Saved data entries:
==========
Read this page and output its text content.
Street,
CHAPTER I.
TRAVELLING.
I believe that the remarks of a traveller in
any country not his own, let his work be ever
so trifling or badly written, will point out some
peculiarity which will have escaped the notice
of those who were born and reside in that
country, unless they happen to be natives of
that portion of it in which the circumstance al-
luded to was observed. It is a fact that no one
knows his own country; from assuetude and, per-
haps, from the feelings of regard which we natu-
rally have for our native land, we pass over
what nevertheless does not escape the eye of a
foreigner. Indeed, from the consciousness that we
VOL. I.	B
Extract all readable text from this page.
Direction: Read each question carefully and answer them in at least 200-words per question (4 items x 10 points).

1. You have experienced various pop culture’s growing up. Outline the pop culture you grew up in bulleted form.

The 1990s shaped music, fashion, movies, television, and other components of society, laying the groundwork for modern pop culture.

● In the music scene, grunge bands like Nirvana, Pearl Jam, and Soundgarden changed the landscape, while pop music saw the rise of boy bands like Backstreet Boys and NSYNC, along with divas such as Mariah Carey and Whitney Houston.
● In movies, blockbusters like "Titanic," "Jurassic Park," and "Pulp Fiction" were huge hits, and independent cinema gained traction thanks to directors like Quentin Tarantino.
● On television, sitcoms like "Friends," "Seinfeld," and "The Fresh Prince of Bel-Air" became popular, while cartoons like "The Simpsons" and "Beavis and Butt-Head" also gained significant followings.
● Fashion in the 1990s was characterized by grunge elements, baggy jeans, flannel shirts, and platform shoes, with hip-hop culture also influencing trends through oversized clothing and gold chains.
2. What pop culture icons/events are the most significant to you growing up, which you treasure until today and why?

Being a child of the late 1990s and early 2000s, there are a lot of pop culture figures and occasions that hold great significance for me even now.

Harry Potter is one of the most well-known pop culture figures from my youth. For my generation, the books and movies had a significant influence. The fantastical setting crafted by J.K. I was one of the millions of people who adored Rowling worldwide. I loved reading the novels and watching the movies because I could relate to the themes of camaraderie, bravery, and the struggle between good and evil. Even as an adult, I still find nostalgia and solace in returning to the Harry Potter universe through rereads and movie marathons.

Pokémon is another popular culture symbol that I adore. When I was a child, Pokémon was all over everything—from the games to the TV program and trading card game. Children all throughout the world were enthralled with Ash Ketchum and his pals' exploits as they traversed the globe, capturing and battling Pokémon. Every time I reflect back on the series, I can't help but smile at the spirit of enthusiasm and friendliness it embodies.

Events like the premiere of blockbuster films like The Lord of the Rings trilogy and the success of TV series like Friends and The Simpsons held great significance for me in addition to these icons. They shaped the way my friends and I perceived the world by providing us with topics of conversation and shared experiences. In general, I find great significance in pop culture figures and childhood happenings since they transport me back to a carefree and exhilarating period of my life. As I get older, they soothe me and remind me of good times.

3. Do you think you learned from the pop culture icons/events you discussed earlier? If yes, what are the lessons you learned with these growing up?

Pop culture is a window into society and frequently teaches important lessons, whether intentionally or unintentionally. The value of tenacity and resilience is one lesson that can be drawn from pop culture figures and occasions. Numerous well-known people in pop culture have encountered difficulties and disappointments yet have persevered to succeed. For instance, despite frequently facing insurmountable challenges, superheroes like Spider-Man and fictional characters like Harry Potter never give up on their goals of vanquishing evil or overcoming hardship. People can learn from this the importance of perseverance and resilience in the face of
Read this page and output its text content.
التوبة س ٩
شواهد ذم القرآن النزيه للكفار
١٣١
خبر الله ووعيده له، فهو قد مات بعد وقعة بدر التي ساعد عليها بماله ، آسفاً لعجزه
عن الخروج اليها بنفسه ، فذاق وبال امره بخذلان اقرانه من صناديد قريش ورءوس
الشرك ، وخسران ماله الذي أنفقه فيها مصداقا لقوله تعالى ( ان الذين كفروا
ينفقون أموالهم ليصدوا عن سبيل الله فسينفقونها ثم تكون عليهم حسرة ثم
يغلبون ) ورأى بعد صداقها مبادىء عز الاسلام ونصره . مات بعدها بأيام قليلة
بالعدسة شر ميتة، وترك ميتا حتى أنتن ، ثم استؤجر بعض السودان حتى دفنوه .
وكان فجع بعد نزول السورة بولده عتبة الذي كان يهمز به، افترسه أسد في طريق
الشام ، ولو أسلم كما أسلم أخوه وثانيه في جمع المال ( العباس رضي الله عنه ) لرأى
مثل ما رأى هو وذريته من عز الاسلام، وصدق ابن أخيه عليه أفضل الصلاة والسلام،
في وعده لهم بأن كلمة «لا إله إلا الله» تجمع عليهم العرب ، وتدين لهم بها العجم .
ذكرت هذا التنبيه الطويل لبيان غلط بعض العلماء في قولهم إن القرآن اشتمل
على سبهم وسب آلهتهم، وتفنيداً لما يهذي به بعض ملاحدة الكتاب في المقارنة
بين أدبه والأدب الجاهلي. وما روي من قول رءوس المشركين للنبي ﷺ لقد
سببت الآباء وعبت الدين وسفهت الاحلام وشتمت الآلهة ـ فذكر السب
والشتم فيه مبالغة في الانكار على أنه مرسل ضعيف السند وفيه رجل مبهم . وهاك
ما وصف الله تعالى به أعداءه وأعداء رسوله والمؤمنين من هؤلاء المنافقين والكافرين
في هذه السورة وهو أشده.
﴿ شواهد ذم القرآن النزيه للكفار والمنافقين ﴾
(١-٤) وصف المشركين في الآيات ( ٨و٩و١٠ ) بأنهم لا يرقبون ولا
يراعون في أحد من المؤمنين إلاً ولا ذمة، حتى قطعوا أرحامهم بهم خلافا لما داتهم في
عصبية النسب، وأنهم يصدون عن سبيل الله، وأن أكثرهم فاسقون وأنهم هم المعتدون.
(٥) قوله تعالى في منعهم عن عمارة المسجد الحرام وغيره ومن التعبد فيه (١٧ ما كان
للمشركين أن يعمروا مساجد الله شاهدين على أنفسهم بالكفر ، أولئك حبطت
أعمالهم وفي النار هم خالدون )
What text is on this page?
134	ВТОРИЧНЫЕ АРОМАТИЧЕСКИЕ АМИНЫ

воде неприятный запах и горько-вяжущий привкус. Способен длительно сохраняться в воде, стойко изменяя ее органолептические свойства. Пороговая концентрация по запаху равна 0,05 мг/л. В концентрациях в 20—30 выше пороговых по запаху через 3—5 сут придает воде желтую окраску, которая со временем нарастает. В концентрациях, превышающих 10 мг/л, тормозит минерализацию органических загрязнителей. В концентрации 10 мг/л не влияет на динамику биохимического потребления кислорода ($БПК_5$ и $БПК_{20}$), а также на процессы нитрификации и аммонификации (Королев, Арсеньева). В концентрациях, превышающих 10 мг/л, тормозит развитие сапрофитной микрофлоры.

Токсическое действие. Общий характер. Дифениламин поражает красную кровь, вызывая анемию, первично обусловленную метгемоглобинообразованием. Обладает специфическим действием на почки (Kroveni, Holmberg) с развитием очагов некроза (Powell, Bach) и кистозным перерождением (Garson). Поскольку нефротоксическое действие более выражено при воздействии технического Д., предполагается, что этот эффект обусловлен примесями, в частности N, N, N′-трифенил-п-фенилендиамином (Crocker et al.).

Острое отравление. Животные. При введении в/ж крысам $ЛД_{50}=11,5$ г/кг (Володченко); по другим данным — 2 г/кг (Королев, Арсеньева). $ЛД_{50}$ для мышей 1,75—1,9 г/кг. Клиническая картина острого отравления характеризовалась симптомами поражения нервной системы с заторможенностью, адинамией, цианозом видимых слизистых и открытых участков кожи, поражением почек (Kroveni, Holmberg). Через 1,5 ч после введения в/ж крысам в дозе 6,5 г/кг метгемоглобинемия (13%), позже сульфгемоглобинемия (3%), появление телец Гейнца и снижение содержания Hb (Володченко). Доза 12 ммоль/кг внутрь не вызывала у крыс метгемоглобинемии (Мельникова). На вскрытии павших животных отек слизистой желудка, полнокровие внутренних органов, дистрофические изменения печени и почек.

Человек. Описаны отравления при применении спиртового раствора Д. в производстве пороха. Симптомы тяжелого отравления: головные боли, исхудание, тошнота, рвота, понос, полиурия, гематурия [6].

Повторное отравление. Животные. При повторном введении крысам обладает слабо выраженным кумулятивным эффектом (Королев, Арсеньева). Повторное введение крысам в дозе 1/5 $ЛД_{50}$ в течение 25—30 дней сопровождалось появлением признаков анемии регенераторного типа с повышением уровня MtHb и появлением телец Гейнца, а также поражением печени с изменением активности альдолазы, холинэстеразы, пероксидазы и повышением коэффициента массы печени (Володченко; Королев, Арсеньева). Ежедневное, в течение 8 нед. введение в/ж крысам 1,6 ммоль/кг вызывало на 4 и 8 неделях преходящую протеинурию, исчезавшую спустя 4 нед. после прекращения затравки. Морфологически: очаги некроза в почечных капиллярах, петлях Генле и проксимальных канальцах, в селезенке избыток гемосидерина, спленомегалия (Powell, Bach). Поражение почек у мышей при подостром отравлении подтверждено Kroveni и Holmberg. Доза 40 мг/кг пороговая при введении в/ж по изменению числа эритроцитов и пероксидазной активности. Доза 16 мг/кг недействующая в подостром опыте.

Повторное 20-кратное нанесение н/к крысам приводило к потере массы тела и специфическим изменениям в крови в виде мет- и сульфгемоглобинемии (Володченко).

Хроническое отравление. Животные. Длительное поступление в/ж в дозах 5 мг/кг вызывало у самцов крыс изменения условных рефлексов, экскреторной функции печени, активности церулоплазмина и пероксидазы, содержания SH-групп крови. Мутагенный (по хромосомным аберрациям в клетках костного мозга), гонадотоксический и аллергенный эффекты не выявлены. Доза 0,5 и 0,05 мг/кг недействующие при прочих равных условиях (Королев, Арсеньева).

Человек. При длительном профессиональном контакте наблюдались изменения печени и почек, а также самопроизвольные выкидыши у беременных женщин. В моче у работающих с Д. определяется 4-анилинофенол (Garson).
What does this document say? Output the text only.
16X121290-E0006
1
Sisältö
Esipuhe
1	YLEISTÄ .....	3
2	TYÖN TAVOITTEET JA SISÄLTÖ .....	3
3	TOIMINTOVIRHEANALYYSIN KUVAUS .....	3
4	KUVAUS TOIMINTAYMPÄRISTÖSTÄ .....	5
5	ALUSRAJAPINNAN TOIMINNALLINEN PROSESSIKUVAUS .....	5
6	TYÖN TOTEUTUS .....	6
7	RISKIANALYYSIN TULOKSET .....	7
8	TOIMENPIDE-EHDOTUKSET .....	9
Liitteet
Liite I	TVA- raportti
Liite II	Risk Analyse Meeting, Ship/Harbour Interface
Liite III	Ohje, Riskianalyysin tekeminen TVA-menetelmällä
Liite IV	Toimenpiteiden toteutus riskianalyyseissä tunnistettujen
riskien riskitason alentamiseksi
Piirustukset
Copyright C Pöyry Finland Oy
==========
INSTRUCTIONS TO FOLLOW.
Read through the data and copy every line where "text" shows up.

PROBLEM SOLUTION.
Read this page and output its text content.
Extract all readable text from this page.
Read this page and output its text content.
What text is on this page?
What does this document say? Output the text only.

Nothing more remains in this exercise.